Task statement: Return the items unchanged, starting at the first line and ending at the line that contains "column-name: GENDER bbox=[271, 210, 381, 217]", with both of those lines included.

--- Start of Data ---

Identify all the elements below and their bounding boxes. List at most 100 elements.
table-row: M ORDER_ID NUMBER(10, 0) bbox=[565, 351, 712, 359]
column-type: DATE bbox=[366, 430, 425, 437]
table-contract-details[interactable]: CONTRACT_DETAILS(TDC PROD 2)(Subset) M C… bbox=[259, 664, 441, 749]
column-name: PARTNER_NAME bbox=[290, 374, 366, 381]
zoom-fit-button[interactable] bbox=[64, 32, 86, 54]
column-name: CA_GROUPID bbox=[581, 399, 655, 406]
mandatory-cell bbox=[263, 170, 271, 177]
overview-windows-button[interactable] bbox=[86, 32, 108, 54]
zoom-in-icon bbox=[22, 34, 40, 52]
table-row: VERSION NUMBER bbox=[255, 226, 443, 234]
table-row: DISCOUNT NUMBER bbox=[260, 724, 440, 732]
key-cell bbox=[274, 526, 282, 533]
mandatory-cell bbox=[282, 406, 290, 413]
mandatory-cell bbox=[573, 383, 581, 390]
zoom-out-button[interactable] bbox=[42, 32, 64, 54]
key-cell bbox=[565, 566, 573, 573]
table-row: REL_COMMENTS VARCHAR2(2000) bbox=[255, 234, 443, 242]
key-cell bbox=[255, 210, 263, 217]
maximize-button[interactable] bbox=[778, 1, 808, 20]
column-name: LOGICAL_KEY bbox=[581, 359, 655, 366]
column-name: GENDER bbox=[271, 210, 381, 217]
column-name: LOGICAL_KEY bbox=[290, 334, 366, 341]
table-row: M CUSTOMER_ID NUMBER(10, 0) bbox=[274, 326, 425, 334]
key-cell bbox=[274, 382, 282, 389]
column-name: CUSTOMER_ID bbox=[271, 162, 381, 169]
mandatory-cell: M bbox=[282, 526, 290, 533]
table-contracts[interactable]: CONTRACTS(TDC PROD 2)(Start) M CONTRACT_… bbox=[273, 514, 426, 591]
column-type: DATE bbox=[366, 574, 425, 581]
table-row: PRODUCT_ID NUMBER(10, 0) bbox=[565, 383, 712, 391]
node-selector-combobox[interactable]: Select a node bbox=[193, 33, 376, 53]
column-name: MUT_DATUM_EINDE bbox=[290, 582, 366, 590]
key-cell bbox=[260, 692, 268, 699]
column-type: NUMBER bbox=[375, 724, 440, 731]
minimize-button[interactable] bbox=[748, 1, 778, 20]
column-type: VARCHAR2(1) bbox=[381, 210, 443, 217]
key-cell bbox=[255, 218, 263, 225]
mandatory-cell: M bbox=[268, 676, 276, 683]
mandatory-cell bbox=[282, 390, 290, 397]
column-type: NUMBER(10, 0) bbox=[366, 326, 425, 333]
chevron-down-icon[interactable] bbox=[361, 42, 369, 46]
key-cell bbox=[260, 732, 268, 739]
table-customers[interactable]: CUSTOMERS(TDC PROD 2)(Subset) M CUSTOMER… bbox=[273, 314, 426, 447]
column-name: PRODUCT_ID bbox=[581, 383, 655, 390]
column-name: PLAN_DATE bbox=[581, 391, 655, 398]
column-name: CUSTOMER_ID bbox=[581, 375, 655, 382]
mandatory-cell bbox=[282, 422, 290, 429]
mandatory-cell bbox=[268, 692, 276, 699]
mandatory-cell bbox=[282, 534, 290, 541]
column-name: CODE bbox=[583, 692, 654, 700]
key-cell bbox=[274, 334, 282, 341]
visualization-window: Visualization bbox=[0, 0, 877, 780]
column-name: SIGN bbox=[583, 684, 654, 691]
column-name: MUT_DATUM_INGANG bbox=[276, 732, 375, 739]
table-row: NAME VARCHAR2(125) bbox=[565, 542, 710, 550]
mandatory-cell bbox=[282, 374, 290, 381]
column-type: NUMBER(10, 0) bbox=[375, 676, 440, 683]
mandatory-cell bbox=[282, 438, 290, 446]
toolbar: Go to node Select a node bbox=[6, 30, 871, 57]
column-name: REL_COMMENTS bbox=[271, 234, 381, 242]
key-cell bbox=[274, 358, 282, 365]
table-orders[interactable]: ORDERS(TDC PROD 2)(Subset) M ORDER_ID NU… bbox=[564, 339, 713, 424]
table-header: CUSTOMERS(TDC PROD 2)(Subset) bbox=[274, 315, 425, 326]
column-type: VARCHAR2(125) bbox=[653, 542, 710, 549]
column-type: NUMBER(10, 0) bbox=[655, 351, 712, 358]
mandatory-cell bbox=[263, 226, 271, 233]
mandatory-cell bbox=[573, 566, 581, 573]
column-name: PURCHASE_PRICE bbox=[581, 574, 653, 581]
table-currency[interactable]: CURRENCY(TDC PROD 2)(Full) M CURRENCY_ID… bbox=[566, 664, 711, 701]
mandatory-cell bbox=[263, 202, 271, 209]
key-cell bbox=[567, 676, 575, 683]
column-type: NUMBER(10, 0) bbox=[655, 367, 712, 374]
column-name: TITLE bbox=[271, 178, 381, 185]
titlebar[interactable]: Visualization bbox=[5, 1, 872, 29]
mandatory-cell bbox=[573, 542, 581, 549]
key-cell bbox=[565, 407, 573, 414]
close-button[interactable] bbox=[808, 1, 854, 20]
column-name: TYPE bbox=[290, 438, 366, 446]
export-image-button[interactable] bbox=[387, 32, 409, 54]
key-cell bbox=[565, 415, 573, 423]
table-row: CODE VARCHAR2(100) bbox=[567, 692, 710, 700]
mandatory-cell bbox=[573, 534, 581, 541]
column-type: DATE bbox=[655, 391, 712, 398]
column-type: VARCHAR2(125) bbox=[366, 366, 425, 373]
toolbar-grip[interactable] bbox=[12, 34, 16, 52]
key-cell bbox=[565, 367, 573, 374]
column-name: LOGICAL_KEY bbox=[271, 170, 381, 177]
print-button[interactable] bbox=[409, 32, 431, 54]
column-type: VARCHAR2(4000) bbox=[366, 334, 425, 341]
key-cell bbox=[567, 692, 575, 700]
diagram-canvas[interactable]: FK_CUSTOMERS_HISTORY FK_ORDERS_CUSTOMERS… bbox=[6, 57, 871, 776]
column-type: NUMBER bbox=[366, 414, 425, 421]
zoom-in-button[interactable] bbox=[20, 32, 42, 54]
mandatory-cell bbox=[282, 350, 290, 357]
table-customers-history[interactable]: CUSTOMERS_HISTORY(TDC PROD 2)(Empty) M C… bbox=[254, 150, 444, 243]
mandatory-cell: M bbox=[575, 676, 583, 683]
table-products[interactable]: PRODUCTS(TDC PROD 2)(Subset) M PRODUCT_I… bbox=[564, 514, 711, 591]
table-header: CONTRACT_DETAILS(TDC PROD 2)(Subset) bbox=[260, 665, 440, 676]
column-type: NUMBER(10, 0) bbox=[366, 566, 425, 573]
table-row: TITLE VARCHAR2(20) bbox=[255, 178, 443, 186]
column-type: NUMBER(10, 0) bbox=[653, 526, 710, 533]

--- End of Data ---

Output of the task:
Identify all the elements below and their bounding boxes. List at most 100 elements.
table-row: M ORDER_ID NUMBER(10, 0) bbox=[565, 351, 712, 359]
column-type: DATE bbox=[366, 430, 425, 437]
table-contract-details[interactable]: CONTRACT_DETAILS(TDC PROD 2)(Subset) M C… bbox=[259, 664, 441, 749]
column-name: PARTNER_NAME bbox=[290, 374, 366, 381]
zoom-fit-button[interactable] bbox=[64, 32, 86, 54]
column-name: CA_GROUPID bbox=[581, 399, 655, 406]
mandatory-cell bbox=[263, 170, 271, 177]
overview-windows-button[interactable] bbox=[86, 32, 108, 54]
zoom-in-icon bbox=[22, 34, 40, 52]
table-row: VERSION NUMBER bbox=[255, 226, 443, 234]
table-row: DISCOUNT NUMBER bbox=[260, 724, 440, 732]
key-cell bbox=[274, 526, 282, 533]
mandatory-cell bbox=[282, 406, 290, 413]
mandatory-cell bbox=[573, 383, 581, 390]
zoom-out-button[interactable] bbox=[42, 32, 64, 54]
key-cell bbox=[565, 566, 573, 573]
table-row: REL_COMMENTS VARCHAR2(2000) bbox=[255, 234, 443, 242]
key-cell bbox=[255, 210, 263, 217]
maximize-button[interactable] bbox=[778, 1, 808, 20]
column-name: LOGICAL_KEY bbox=[581, 359, 655, 366]
column-name: GENDER bbox=[271, 210, 381, 217]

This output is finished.